EXERCISE - Reproduce each line of the layout records below, changing nothing.

Layout records -

===

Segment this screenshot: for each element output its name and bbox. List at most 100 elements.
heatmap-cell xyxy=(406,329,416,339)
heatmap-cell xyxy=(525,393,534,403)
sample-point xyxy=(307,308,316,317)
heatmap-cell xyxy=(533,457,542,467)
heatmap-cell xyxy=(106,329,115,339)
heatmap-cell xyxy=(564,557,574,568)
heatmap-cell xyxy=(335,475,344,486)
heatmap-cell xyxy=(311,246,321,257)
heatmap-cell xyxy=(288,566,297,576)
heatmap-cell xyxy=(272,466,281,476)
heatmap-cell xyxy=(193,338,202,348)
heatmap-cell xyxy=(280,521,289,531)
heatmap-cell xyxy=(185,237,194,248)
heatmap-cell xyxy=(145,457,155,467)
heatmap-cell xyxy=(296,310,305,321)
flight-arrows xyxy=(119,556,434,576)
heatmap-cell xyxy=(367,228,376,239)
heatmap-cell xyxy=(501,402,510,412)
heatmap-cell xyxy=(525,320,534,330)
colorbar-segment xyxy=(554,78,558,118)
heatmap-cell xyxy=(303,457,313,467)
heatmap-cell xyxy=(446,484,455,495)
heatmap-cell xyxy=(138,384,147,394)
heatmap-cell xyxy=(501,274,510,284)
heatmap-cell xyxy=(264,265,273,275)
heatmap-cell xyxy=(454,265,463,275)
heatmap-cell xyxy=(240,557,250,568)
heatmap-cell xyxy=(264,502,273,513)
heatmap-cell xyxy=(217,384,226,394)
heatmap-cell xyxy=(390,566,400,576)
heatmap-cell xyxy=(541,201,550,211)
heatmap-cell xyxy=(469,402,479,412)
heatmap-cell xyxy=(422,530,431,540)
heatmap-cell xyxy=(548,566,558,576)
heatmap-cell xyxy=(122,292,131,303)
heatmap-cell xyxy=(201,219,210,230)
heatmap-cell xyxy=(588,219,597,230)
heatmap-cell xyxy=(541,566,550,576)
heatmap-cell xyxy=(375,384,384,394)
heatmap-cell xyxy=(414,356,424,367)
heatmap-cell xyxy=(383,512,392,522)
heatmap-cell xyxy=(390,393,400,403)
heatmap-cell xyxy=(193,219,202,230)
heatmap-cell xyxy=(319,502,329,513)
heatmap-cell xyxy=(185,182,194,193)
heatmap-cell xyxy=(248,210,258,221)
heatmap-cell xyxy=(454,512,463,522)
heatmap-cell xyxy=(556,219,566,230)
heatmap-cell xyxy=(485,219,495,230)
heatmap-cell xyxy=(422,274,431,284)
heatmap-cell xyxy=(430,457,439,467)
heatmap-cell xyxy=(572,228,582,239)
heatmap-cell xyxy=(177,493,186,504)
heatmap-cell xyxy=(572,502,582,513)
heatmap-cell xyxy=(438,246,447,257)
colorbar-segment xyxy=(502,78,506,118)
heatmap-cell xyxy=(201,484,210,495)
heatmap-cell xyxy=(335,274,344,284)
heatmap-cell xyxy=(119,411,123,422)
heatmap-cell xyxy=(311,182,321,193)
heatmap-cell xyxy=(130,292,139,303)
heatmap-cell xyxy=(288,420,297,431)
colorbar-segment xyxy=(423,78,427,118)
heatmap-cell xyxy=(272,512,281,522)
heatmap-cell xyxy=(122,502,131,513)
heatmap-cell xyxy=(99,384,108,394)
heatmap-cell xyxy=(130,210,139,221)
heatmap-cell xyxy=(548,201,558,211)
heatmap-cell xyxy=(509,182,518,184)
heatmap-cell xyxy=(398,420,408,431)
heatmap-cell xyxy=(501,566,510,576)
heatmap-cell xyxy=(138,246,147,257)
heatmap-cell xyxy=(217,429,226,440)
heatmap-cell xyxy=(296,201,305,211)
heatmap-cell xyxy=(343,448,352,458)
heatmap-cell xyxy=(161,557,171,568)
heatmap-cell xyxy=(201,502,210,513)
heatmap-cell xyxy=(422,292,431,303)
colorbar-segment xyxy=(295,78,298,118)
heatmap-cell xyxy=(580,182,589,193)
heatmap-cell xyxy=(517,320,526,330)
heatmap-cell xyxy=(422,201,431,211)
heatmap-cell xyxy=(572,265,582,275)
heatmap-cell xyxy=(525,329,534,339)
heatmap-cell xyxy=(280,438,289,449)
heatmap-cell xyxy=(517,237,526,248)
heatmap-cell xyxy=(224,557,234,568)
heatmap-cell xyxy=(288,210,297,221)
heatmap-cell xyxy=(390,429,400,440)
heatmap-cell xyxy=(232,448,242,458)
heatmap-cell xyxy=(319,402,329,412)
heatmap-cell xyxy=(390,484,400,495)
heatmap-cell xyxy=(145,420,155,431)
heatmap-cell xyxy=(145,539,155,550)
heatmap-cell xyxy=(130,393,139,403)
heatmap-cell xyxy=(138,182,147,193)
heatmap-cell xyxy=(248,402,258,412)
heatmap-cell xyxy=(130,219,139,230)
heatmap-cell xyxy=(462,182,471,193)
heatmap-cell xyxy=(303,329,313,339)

===

ANSWER TO THE PROBLEM -
Segment this screenshot: for each element output its name and bbox. List at most 100 elements.
heatmap-cell xyxy=(406,329,416,339)
heatmap-cell xyxy=(525,393,534,403)
sample-point xyxy=(307,308,316,317)
heatmap-cell xyxy=(533,457,542,467)
heatmap-cell xyxy=(106,329,115,339)
heatmap-cell xyxy=(564,557,574,568)
heatmap-cell xyxy=(335,475,344,486)
heatmap-cell xyxy=(311,246,321,257)
heatmap-cell xyxy=(288,566,297,576)
heatmap-cell xyxy=(272,466,281,476)
heatmap-cell xyxy=(193,338,202,348)
heatmap-cell xyxy=(280,521,289,531)
heatmap-cell xyxy=(185,237,194,248)
heatmap-cell xyxy=(145,457,155,467)
heatmap-cell xyxy=(296,310,305,321)
flight-arrows xyxy=(119,556,434,576)
heatmap-cell xyxy=(367,228,376,239)
heatmap-cell xyxy=(501,402,510,412)
heatmap-cell xyxy=(525,320,534,330)
colorbar-segment xyxy=(554,78,558,118)
heatmap-cell xyxy=(303,457,313,467)
heatmap-cell xyxy=(446,484,455,495)
heatmap-cell xyxy=(138,384,147,394)
heatmap-cell xyxy=(501,274,510,284)
heatmap-cell xyxy=(264,265,273,275)
heatmap-cell xyxy=(454,265,463,275)
heatmap-cell xyxy=(240,557,250,568)
heatmap-cell xyxy=(264,502,273,513)
heatmap-cell xyxy=(217,384,226,394)
heatmap-cell xyxy=(390,566,400,576)
heatmap-cell xyxy=(541,201,550,211)
heatmap-cell xyxy=(469,402,479,412)
heatmap-cell xyxy=(422,530,431,540)
heatmap-cell xyxy=(548,566,558,576)
heatmap-cell xyxy=(122,292,131,303)
heatmap-cell xyxy=(201,219,210,230)
heatmap-cell xyxy=(588,219,597,230)
heatmap-cell xyxy=(541,566,550,576)
heatmap-cell xyxy=(375,384,384,394)
heatmap-cell xyxy=(414,356,424,367)
heatmap-cell xyxy=(383,512,392,522)
heatmap-cell xyxy=(390,393,400,403)
heatmap-cell xyxy=(193,219,202,230)
heatmap-cell xyxy=(319,502,329,513)
heatmap-cell xyxy=(185,182,194,193)
heatmap-cell xyxy=(248,210,258,221)
heatmap-cell xyxy=(454,512,463,522)
heatmap-cell xyxy=(556,219,566,230)
heatmap-cell xyxy=(485,219,495,230)
heatmap-cell xyxy=(422,274,431,284)
heatmap-cell xyxy=(430,457,439,467)
heatmap-cell xyxy=(572,228,582,239)
heatmap-cell xyxy=(177,493,186,504)
heatmap-cell xyxy=(572,502,582,513)
heatmap-cell xyxy=(438,246,447,257)
colorbar-segment xyxy=(502,78,506,118)
heatmap-cell xyxy=(201,484,210,495)
heatmap-cell xyxy=(335,274,344,284)
heatmap-cell xyxy=(119,411,123,422)
heatmap-cell xyxy=(311,182,321,193)
heatmap-cell xyxy=(130,292,139,303)
heatmap-cell xyxy=(288,420,297,431)
colorbar-segment xyxy=(423,78,427,118)
heatmap-cell xyxy=(272,512,281,522)
heatmap-cell xyxy=(122,502,131,513)
heatmap-cell xyxy=(99,384,108,394)
heatmap-cell xyxy=(130,210,139,221)
heatmap-cell xyxy=(548,201,558,211)
heatmap-cell xyxy=(509,182,518,184)
heatmap-cell xyxy=(398,420,408,431)
heatmap-cell xyxy=(501,566,510,576)
heatmap-cell xyxy=(138,246,147,257)
heatmap-cell xyxy=(217,429,226,440)
heatmap-cell xyxy=(296,201,305,211)
heatmap-cell xyxy=(343,448,352,458)
heatmap-cell xyxy=(161,557,171,568)
heatmap-cell xyxy=(201,502,210,513)
heatmap-cell xyxy=(422,292,431,303)
colorbar-segment xyxy=(295,78,298,118)
heatmap-cell xyxy=(580,182,589,193)
heatmap-cell xyxy=(517,320,526,330)
heatmap-cell xyxy=(422,201,431,211)
heatmap-cell xyxy=(572,265,582,275)
heatmap-cell xyxy=(525,329,534,339)
heatmap-cell xyxy=(280,438,289,449)
heatmap-cell xyxy=(517,237,526,248)
heatmap-cell xyxy=(224,557,234,568)
heatmap-cell xyxy=(288,210,297,221)
heatmap-cell xyxy=(390,429,400,440)
heatmap-cell xyxy=(232,448,242,458)
heatmap-cell xyxy=(319,402,329,412)
heatmap-cell xyxy=(390,484,400,495)
heatmap-cell xyxy=(145,420,155,431)
heatmap-cell xyxy=(145,539,155,550)
heatmap-cell xyxy=(130,393,139,403)
heatmap-cell xyxy=(138,182,147,193)
heatmap-cell xyxy=(248,402,258,412)
heatmap-cell xyxy=(130,219,139,230)
heatmap-cell xyxy=(462,182,471,193)
heatmap-cell xyxy=(303,329,313,339)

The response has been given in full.